# start of Supplied information

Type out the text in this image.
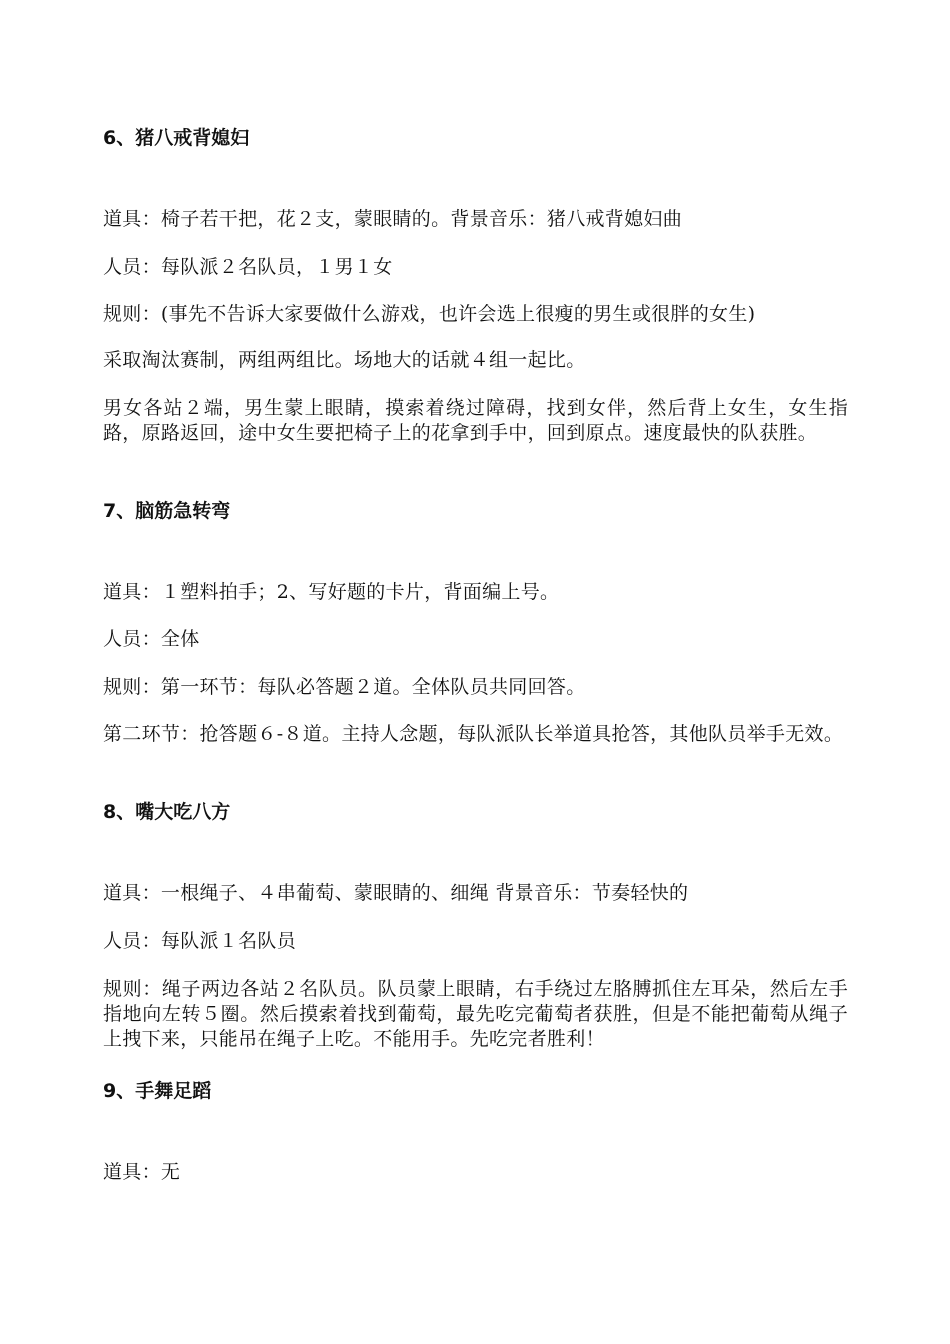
6、猪八戒背媳妇
道具：椅子若干把，花２支，蒙眼睛的。背景音乐：猪八戒背媳妇曲
人员：每队派２名队员，１男１女
规则：(事先不告诉大家要做什么游戏，也许会选上很瘦的男生或很胖的女生)
采取淘汰赛制，两组两组比。场地大的话就４组一起比。
男女各站２端，男生蒙上眼睛，摸索着绕过障碍，找到女伴，然后背上女生，女生指路，原路返回，途中女生要把椅子上的花拿到手中，回到原点。速度最快的队获胜。
7、脑筋急转弯
道具：１塑料拍手；2、写好题的卡片，背面编上号。
人员：全体
规则：第一环节：每队必答题２道。全体队员共同回答。
第二环节：抢答题６-８道。主持人念题，每队派队长举道具抢答，其他队员举手无效。
8、嘴大吃八方
道具：一根绳子、４串葡萄、蒙眼睛的、细绳 背景音乐：节奏轻快的
人员：每队派１名队员
规则：绳子两边各站２名队员。队员蒙上眼睛，右手绕过左胳膊抓住左耳朵，然后左手指地向左转５圈。然后摸索着找到葡萄，最先吃完葡萄者获胜，但是不能把葡萄从绳子上拽下来，只能吊在绳子上吃。不能用手。先吃完者胜利！
9、手舞足蹈
道具：无
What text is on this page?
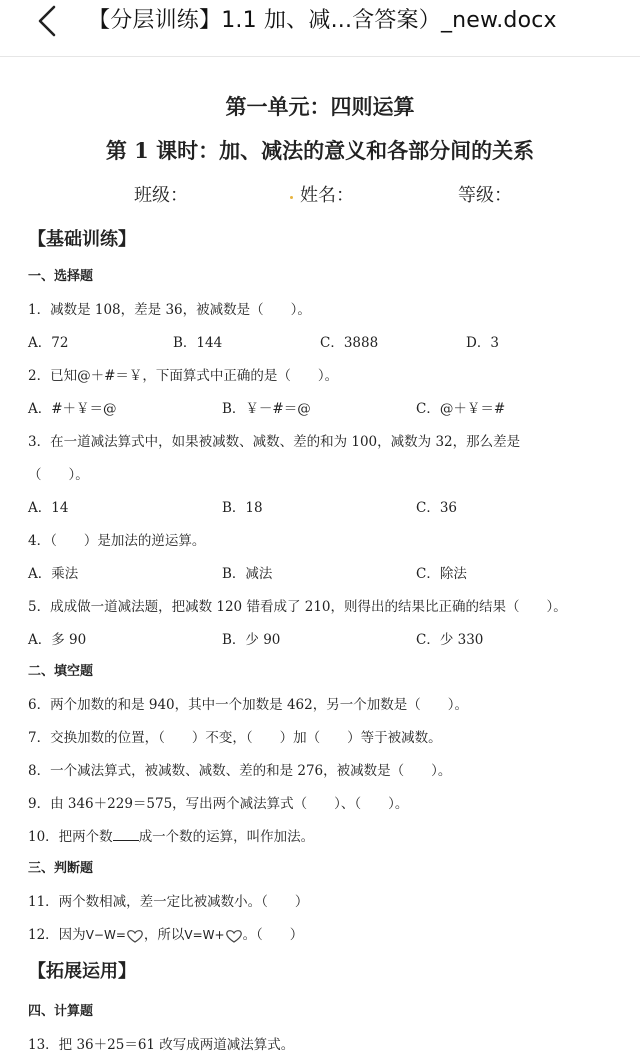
【分层训练】1.1 加、减...含答案）_new.docx
第一单元：四则运算
第 1 课时：加、减法的意义和各部分间的关系
班级：	姓名：	等级：
【基础训练】
一、选择题
1．减数是 108，差是 36，被减数是（　　）。
A．72	B．144	C．3888	D．3
2．已知@＋#＝￥，下面算式中正确的是（　　）。
A．#＋￥＝@	B．￥－#＝@	C．@＋￥＝#
3．在一道减法算式中，如果被减数、减数、差的和为 100，减数为 32，那么差是
（　　）。
A．14	B．18	C．36
4．（　　）是加法的逆运算。
A．乘法	B．减法	C．除法
5．成成做一道减法题，把减数 120 错看成了 210，则得出的结果比正确的结果（　　）。
A．多 90	B．少 90	C．少 330
二、填空题
6．两个加数的和是 940，其中一个加数是 462，另一个加数是（　　）。
7．交换加数的位置，（　　）不变，（　　）加（　　）等于被减数。
8．一个减法算式，被减数、减数、差的和是 276，被减数是（　　）。
9．由 346＋229＝575，写出两个减法算式（　　）、（　　）。
10．把两个数 成一个数的运算，叫作加法。
三、判断题
11．两个数相减，差一定比被减数小。（　　）
12．因为V−W= ，所以V=W+ 。（　　）
【拓展运用】
四、计算题
13．把 36＋25＝61 改写成两道减法算式。
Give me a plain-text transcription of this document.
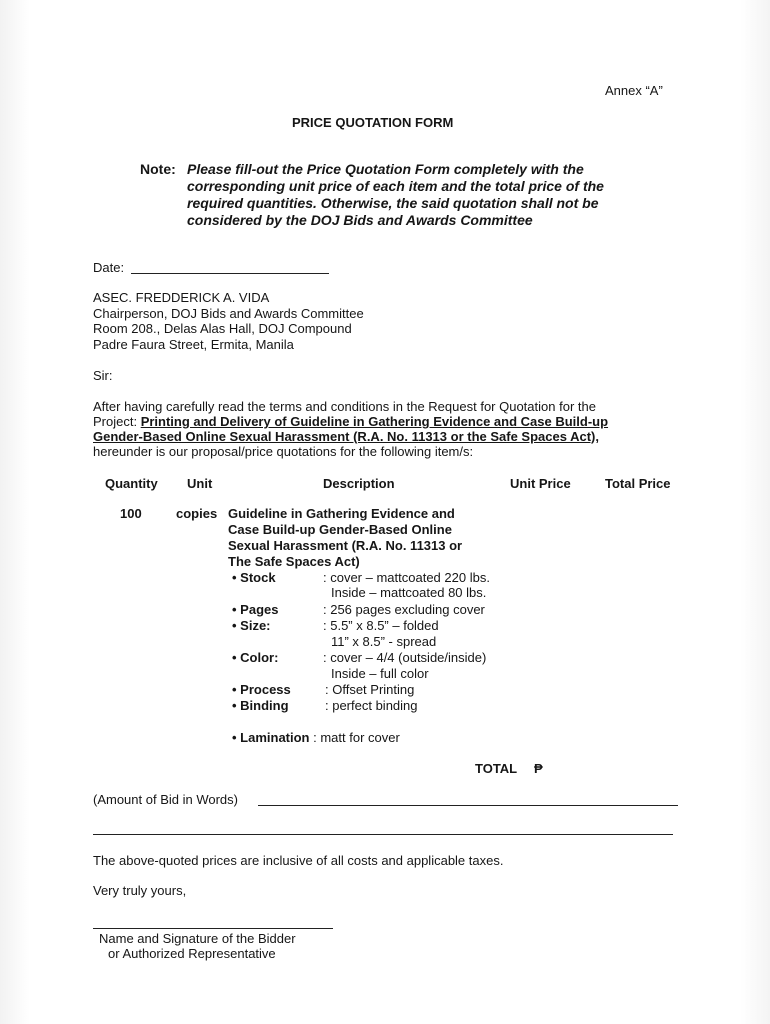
Annex “A”
PRICE QUOTATION FORM
Note: Please fill-out the Price Quotation Form completely with the
corresponding unit price of each item and the total price of the
required quantities. Otherwise, the said quotation shall not be
considered by the DOJ Bids and Awards Committee
Date:
ASEC. FREDDERICK A. VIDA
Chairperson, DOJ Bids and Awards Committee
Room 208., Delas Alas Hall, DOJ Compound
Padre Faura Street, Ermita, Manila
Sir:
After having carefully read the terms and conditions in the Request for Quotation for the
Project: Printing and Delivery of Guideline in Gathering Evidence and Case Build-up
Gender-Based Online Sexual Harassment (R.A. No. 11313 or the Safe Spaces Act),
hereunder is our proposal/price quotations for the following item/s:
Quantity Unit	Description	Unit Price	Total Price
100	copies Guideline in Gathering Evidence and
Case Build-up Gender-Based Online
Sexual Harassment (R.A. No. 11313 or
The Safe Spaces Act)
• Stock	: cover – mattcoated 220 lbs.
Inside – mattcoated 80 lbs.
• Pages	: 256 pages excluding cover
• Size:	: 5.5” x 8.5” – folded
11” x 8.5” - spread
• Color:	: cover – 4/4 (outside/inside)
Inside – full color
• Process	: Offset Printing
• Binding	: perfect binding
• Lamination : matt for cover
TOTAL ₱
(Amount of Bid in Words)
The above-quoted prices are inclusive of all costs and applicable taxes.
Very truly yours,
Name and Signature of the Bidder
or Authorized Representative
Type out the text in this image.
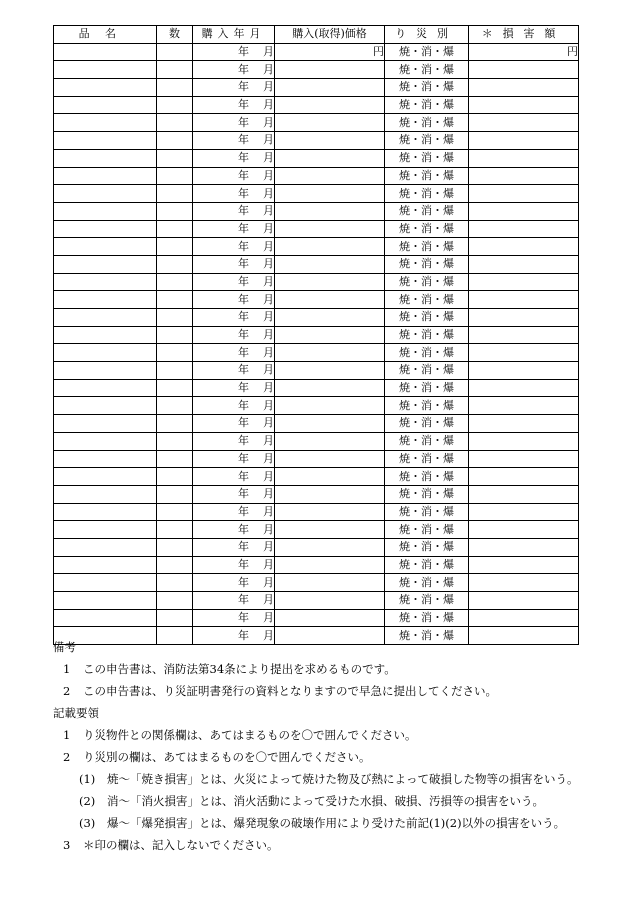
品名	数	購入年月	購入(取得)価格	り災別	＊損害額
		年 月	円	焼・消・爆	円
		年 月		焼・消・爆	
		年 月		焼・消・爆	
		年 月		焼・消・爆	
		年 月		焼・消・爆	
		年 月		焼・消・爆	
		年 月		焼・消・爆	
		年 月		焼・消・爆	
		年 月		焼・消・爆	
		年 月		焼・消・爆	
		年 月		焼・消・爆	
		年 月		焼・消・爆	
		年 月		焼・消・爆	
		年 月		焼・消・爆	
		年 月		焼・消・爆	
		年 月		焼・消・爆	
		年 月		焼・消・爆	
		年 月		焼・消・爆	
		年 月		焼・消・爆	
		年 月		焼・消・爆	
		年 月		焼・消・爆	
		年 月		焼・消・爆	
		年 月		焼・消・爆	
		年 月		焼・消・爆	
		年 月		焼・消・爆	
		年 月		焼・消・爆	
		年 月		焼・消・爆	
		年 月		焼・消・爆	
		年 月		焼・消・爆	
		年 月		焼・消・爆	
		年 月		焼・消・爆	
		年 月		焼・消・爆	
		年 月		焼・消・爆	
		年 月		焼・消・爆	
備考
1 この申告書は、消防法第34条により提出を求めるものです。
2 この申告書は、り災証明書発行の資料となりますので早急に提出してください。
記載要領
1 り災物件との関係欄は、あてはまるものを〇で囲んでください。
2 り災別の欄は、あてはまるものを〇で囲んでください。
(1) 焼～「焼き損害」とは、火災によって焼けた物及び熱によって破損した物等の損害をいう。
(2) 消～「消火損害」とは、消火活動によって受けた水損、破損、汚損等の損害をいう。
(3) 爆～「爆発損害」とは、爆発現象の破壊作用により受けた前記(1)(2)以外の損害をいう。
3 ＊印の欄は、記入しないでください。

# end of Supplied information

- The task -
Write out every line of the data that holds the word "Harassment".

- Result for this exercise -
Gender-Based Online Sexual Harassment (R.A. No. 11313 or the Safe Spaces Act),
Sexual Harassment (R.A. No. 11313 or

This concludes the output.